_Given request_. Gather every line holding the string "الكونفدرالية".

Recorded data

_____

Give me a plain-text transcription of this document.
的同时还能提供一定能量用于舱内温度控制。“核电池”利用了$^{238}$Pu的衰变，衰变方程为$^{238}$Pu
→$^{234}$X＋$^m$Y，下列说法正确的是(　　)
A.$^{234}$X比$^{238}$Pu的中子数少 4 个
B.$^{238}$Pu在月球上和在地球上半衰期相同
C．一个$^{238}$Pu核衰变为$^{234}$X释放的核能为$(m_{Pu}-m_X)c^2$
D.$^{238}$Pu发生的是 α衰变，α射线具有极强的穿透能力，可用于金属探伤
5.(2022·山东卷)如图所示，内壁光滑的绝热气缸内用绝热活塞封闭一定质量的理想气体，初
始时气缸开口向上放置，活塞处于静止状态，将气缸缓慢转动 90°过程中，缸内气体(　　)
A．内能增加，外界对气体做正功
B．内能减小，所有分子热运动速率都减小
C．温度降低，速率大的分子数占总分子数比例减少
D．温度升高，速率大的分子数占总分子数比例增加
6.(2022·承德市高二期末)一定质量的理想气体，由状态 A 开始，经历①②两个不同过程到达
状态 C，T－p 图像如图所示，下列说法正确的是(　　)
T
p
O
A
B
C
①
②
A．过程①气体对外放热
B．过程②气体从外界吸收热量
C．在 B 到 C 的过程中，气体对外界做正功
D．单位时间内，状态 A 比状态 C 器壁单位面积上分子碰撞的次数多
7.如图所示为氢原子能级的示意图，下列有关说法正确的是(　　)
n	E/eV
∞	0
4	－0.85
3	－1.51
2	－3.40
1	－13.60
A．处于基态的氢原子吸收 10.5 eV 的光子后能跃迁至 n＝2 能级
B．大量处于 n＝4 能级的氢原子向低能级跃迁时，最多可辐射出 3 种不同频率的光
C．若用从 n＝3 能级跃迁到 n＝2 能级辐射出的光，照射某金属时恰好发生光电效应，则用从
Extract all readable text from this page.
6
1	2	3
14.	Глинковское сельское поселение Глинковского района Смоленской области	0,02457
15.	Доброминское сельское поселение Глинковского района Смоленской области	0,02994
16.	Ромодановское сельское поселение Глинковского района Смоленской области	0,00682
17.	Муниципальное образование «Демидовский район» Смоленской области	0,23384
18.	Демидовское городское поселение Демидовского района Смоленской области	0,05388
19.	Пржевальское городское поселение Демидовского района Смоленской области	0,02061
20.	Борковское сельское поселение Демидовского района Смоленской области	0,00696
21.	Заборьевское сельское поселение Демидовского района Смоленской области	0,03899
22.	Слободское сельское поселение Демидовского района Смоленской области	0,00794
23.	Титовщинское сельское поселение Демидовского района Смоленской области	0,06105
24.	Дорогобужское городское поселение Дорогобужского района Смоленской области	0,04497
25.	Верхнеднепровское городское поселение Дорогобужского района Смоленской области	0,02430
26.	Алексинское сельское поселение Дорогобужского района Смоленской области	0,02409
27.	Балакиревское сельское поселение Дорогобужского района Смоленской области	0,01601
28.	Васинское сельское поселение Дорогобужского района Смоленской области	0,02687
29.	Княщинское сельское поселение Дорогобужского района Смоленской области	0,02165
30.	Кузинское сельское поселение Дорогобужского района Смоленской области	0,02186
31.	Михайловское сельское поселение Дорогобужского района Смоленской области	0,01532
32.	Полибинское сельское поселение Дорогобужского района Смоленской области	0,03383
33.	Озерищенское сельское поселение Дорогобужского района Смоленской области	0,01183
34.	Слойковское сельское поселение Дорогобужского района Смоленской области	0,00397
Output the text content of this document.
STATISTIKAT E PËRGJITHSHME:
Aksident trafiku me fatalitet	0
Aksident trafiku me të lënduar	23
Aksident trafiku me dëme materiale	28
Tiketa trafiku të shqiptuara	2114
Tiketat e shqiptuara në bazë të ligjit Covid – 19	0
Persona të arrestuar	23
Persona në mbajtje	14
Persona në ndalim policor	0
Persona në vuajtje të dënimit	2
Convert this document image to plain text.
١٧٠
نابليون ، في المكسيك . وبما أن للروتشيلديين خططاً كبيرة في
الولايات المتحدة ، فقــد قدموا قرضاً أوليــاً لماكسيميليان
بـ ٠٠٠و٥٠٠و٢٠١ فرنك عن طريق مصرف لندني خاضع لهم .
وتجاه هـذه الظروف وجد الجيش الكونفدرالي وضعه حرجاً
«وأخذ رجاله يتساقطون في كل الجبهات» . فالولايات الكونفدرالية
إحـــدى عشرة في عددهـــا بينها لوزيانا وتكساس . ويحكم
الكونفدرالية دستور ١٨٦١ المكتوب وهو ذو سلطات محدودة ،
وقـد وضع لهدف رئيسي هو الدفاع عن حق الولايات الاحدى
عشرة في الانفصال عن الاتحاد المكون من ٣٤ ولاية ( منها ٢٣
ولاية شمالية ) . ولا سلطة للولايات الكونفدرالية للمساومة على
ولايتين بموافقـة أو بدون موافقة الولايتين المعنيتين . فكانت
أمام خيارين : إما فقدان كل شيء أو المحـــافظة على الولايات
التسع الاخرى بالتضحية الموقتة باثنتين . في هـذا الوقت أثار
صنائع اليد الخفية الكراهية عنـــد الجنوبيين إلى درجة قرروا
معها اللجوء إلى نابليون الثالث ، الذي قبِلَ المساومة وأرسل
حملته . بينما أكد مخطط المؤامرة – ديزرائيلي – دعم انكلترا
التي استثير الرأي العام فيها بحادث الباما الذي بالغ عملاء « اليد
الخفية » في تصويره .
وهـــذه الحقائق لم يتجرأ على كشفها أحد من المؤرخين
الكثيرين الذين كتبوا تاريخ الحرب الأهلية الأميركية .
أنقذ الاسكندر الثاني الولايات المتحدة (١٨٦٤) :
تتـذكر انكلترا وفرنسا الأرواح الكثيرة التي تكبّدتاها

_____

_Reply to the task_.
«وأخذ رجاله يتساقطون في كل الجبهات» . فالولايات الكونفدرالية
الكونفدرالية دستور ١٨٦١ المكتوب وهو ذو سلطات محدودة ،
ولاية شمالية ) . ولا سلطة للولايات الكونفدرالية للمساومة على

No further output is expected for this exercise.